_Written problem_
Search the data for the word "claims". Reproduce every line where it is found.
***** Dataset records
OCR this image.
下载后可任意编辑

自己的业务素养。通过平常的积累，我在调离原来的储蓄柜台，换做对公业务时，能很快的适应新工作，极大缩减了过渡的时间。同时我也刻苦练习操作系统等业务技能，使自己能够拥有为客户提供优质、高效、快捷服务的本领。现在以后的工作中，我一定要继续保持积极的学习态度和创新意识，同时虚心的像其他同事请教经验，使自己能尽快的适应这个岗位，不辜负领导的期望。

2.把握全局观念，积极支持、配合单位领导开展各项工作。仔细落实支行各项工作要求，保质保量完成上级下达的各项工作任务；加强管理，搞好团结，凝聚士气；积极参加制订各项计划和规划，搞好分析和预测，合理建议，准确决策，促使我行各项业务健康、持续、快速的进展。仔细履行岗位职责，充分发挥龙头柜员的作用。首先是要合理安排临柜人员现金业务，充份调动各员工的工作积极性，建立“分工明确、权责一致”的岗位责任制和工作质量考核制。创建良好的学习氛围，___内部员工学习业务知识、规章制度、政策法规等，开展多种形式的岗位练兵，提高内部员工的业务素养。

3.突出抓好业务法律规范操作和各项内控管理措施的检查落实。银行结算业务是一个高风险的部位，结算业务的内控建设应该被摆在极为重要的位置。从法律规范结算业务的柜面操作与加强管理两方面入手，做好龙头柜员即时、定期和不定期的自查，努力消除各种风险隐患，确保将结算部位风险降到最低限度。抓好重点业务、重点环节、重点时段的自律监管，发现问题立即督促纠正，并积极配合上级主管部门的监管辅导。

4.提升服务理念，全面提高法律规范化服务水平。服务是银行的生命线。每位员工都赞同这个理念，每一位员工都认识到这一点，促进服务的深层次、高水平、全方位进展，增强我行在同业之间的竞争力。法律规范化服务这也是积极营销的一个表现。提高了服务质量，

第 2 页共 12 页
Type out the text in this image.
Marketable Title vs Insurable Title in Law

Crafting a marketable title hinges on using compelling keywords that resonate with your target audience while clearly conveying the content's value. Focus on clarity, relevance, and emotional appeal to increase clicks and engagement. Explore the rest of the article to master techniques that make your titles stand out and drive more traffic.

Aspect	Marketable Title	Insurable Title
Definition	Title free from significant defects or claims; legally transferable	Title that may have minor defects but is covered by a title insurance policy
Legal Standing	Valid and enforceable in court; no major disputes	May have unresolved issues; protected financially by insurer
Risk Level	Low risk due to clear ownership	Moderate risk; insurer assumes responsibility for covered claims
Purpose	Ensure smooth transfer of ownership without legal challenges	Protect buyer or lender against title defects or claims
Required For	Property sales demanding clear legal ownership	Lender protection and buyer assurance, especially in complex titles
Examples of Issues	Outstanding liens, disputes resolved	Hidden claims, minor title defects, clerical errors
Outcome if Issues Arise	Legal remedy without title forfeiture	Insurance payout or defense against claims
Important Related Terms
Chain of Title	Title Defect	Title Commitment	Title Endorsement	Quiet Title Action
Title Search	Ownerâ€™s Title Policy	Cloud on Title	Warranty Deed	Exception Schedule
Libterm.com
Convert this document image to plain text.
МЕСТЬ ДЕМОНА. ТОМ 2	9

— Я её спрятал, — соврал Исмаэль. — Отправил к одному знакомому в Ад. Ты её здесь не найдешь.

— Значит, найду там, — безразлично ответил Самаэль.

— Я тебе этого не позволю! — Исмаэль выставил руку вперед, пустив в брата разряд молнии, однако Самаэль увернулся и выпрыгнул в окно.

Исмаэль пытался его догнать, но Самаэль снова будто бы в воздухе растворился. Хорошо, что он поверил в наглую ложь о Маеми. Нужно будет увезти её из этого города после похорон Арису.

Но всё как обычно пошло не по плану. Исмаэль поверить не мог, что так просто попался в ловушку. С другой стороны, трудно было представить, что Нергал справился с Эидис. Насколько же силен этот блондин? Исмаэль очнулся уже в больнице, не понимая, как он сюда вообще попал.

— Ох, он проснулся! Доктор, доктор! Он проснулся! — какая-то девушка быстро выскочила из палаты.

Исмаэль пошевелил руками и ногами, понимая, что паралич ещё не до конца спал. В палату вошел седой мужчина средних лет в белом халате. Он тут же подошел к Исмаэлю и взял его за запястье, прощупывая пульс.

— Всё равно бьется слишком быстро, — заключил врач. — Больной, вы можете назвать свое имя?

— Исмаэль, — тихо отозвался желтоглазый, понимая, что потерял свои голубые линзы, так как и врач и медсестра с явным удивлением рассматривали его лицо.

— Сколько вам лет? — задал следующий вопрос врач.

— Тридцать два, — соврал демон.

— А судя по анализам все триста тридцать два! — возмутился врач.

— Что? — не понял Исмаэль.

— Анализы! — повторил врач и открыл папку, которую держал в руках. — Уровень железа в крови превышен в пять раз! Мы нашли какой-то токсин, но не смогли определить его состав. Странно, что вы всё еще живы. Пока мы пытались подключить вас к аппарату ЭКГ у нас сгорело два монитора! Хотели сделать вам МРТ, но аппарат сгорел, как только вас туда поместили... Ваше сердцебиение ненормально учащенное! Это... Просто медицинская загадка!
**********
_Answer to this exercise_
Definition	Title free from significant defects or claims; legally transferable	Title that may have minor defects but is covered by a title insurance policy
Risk Level	Low risk due to clear ownership	Moderate risk; insurer assumes responsibility for covered claims
Purpose	Ensure smooth transfer of ownership without legal challenges	Protect buyer or lender against title defects or claims
Examples of Issues	Outstanding liens, disputes resolved	Hidden claims, minor title defects, clerical errors
Outcome if Issues Arise	Legal remedy without title forfeiture	Insurance payout or defense against claims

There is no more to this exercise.